--- Description of the task ---
Tally up how many lines in the listing below contain the string "this", and give only the total.
:: Exercise data ::
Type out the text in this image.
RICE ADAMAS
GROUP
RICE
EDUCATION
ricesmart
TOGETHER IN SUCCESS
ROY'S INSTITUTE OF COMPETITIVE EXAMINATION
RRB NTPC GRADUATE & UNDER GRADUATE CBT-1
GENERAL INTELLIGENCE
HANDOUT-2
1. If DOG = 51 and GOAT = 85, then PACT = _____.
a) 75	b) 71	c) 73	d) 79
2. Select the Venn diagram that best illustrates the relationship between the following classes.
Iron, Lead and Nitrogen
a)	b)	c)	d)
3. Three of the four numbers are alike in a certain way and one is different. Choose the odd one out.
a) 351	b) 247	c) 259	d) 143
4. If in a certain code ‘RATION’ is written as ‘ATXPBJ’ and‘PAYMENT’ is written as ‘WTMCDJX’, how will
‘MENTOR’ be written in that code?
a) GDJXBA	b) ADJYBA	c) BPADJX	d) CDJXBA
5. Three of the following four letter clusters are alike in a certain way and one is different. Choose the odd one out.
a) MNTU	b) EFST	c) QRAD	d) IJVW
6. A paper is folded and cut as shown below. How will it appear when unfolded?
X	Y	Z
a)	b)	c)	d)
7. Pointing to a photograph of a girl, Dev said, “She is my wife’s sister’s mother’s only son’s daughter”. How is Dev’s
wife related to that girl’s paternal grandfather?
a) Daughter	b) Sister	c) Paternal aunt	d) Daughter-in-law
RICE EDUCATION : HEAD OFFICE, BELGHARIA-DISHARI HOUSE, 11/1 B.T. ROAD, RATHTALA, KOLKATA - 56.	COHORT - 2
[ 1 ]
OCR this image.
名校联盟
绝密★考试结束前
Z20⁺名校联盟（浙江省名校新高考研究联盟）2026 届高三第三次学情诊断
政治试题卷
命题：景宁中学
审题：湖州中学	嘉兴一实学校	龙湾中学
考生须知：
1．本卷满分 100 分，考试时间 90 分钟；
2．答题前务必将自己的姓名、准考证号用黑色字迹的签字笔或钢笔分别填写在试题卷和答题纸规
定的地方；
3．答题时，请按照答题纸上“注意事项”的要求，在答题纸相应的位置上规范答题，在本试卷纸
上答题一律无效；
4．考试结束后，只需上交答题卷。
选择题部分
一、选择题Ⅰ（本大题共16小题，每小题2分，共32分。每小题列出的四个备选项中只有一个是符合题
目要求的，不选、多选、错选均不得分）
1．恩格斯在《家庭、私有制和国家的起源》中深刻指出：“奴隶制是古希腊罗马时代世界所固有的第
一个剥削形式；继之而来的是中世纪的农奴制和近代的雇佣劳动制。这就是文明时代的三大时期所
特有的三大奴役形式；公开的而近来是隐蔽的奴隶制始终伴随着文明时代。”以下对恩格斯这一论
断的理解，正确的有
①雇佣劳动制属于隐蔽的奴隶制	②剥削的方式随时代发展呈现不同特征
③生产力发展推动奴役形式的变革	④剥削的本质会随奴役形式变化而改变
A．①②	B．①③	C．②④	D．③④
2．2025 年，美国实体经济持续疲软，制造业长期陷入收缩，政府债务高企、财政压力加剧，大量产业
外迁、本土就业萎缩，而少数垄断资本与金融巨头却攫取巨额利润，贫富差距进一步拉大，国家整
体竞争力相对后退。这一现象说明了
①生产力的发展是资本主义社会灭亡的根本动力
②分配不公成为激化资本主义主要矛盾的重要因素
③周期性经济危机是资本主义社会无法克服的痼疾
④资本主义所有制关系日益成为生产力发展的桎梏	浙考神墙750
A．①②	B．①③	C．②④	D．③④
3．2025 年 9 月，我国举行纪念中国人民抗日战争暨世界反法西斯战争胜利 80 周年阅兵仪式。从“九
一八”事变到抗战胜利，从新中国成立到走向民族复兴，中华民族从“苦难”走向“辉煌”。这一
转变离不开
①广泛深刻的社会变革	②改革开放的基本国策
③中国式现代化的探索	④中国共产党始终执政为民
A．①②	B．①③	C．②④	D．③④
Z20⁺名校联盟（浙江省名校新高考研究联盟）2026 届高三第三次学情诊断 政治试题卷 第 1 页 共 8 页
:::
--- Response to the task ---
2